*Task statement*. Will you output all of the data below exactly, omitting the images?

>> START

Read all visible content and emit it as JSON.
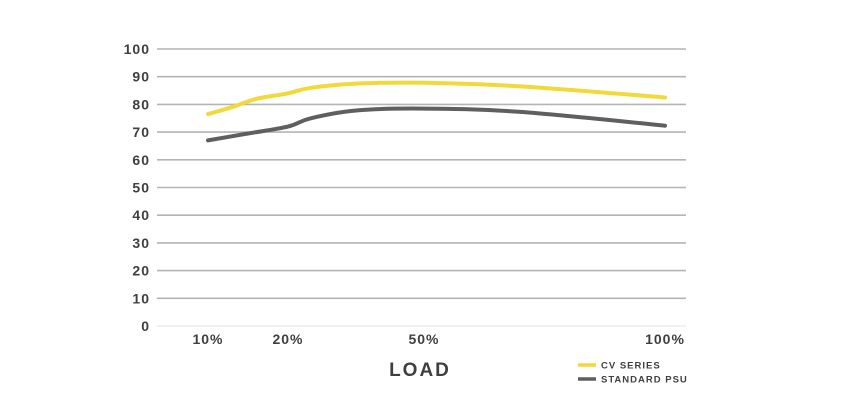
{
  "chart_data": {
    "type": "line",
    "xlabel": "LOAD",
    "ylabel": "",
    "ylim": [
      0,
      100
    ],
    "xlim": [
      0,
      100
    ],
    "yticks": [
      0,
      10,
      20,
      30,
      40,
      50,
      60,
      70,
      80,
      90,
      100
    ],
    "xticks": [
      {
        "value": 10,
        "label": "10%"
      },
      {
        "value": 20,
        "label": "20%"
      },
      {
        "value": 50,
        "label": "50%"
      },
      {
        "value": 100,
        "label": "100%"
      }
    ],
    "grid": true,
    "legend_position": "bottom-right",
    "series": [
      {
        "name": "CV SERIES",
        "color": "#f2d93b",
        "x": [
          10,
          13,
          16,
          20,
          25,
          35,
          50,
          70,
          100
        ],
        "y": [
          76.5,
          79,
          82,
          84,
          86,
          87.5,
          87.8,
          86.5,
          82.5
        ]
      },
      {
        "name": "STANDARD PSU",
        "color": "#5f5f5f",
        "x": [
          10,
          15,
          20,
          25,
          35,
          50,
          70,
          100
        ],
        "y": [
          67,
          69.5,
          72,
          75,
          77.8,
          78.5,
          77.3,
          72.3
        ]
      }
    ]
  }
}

>> END

*Written answer*.
Read all visible content and emit it as JSON.
{
  "chart_data": {
    "type": "line",
    "xlabel": "LOAD",
    "ylabel": "",
    "ylim": [
      0,
      100
    ],
    "xlim": [
      0,
      100
    ],
    "yticks": [
      0,
      10,
      20,
      30,
      40,
      50,
      60,
      70,
      80,
      90,
      100
    ],
    "xticks": [
      {
        "value": 10,
        "label": "10%"
      },
      {
        "value": 20,
        "label": "20%"
      },
      {
        "value": 50,
        "label": "50%"
      },
      {
        "value": 100,
        "label": "100%"
      }
    ],
    "grid": true,
    "legend_position": "bottom-right",
    "series": [
      {
        "name": "CV SERIES",
        "color": "#f2d93b",
        "x": [
          10,
          13,
          16,
          20,
          25,
          35,
          50,
          70,
          100
        ],
        "y": [
          76.5,
          79,
          82,
          84,
          86,
          87.5,
          87.8,
          86.5,
          82.5
        ]
      },
      {
        "name": "STANDARD PSU",
        "color": "#5f5f5f",
        "x": [
          10,
          15,
          20,
          25,
          35,
          50,
          70,
          100
        ],
        "y": [
          67,
          69.5,
          72,
          75,
          77.8,
          78.5,
          77.3,
          72.3
        ]
      }
    ]
  }
}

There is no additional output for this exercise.